Job: Search the records for "esetében". Copy every line where it appears.

■ ■ ■ ■ ■

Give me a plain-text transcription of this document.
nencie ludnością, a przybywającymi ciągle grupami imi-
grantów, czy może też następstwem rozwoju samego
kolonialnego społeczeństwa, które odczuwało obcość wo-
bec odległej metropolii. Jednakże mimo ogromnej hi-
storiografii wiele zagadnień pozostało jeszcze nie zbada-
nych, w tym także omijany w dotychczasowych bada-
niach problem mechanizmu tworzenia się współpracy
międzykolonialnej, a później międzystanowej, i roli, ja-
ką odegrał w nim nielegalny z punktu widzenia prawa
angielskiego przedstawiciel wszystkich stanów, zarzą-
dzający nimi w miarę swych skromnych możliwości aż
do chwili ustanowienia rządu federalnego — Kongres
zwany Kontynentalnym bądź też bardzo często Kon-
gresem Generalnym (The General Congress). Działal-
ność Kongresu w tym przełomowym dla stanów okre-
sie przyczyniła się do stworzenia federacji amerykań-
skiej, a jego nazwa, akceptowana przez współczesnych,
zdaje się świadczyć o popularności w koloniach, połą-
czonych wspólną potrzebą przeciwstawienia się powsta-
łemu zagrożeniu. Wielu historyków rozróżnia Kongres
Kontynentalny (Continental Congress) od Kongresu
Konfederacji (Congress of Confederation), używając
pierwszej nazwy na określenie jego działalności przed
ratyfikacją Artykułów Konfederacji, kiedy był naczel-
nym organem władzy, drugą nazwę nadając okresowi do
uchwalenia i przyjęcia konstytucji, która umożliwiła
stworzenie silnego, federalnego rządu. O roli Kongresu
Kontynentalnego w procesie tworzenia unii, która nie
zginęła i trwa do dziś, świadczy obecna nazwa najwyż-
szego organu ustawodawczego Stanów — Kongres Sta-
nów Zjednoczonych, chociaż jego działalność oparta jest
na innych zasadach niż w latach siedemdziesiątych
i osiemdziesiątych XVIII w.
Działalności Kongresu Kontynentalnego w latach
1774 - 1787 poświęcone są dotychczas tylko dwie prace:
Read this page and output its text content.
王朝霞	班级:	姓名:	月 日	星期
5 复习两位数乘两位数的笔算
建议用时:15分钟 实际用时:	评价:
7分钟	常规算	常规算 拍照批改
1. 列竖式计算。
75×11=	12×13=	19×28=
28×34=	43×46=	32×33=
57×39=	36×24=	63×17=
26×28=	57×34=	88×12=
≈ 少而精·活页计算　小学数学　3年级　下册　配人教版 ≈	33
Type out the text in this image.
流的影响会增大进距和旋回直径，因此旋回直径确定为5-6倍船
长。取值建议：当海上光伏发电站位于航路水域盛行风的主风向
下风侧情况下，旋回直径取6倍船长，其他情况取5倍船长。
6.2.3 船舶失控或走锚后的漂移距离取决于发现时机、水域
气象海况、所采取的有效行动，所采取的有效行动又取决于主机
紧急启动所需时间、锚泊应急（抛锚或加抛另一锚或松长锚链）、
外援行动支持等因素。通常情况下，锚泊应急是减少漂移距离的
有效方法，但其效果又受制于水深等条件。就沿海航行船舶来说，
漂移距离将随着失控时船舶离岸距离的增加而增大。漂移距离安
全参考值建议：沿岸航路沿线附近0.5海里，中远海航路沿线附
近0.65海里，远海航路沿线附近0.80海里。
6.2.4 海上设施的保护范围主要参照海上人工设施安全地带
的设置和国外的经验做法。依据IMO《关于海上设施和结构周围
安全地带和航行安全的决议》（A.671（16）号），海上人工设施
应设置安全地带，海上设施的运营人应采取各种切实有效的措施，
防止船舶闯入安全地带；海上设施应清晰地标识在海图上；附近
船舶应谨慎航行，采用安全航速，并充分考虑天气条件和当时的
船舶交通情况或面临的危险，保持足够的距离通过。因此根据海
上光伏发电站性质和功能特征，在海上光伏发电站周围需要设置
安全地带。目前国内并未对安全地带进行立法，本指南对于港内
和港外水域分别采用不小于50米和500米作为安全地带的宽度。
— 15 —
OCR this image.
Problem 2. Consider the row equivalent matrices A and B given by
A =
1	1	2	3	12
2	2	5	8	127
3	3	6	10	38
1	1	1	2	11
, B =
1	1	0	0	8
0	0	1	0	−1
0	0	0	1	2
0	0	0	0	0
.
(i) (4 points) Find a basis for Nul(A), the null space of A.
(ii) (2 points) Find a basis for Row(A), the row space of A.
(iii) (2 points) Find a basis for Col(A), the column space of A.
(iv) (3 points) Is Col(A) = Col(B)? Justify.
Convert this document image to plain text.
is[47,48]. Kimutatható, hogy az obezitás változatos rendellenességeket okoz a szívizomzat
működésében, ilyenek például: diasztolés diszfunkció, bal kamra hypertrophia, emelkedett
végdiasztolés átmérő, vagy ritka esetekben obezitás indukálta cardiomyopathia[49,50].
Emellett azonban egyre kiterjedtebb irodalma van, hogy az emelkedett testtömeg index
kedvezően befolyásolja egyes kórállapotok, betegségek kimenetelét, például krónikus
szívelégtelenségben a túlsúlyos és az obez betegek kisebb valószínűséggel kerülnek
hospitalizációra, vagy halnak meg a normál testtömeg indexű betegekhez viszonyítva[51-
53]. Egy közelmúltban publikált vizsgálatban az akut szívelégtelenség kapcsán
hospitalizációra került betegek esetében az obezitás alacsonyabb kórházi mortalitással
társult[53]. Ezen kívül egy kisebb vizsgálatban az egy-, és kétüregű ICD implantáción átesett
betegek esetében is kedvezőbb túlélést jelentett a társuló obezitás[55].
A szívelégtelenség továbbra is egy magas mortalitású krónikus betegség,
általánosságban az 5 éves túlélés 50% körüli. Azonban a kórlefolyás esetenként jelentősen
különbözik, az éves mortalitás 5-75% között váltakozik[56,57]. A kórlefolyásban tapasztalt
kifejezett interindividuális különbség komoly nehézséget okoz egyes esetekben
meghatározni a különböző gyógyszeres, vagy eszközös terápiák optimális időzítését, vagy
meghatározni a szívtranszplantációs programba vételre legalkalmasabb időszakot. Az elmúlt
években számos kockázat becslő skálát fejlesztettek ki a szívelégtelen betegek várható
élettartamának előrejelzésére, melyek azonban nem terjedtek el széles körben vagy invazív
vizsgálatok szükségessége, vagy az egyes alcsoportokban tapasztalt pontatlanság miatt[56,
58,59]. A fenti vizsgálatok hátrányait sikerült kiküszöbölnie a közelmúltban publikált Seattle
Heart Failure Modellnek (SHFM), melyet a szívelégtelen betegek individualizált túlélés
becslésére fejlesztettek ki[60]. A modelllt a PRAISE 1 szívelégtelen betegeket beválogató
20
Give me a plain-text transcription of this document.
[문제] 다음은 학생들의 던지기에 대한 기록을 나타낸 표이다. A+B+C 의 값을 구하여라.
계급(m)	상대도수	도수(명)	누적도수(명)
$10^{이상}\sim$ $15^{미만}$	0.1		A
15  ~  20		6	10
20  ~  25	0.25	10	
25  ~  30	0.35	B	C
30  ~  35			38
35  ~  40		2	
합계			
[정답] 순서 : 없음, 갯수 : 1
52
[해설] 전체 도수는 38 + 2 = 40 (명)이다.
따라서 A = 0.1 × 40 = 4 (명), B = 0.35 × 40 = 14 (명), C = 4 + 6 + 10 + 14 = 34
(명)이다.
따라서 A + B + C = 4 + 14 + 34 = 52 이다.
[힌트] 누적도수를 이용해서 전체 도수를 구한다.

■ ■ ■ ■ ■

Exercise output:
hospitalizációra került betegek esetében az obezitás alacsonyabb kórházi mortalitással
betegek esetében is kedvezőbb túlélést jelentett a társuló obezitás[55].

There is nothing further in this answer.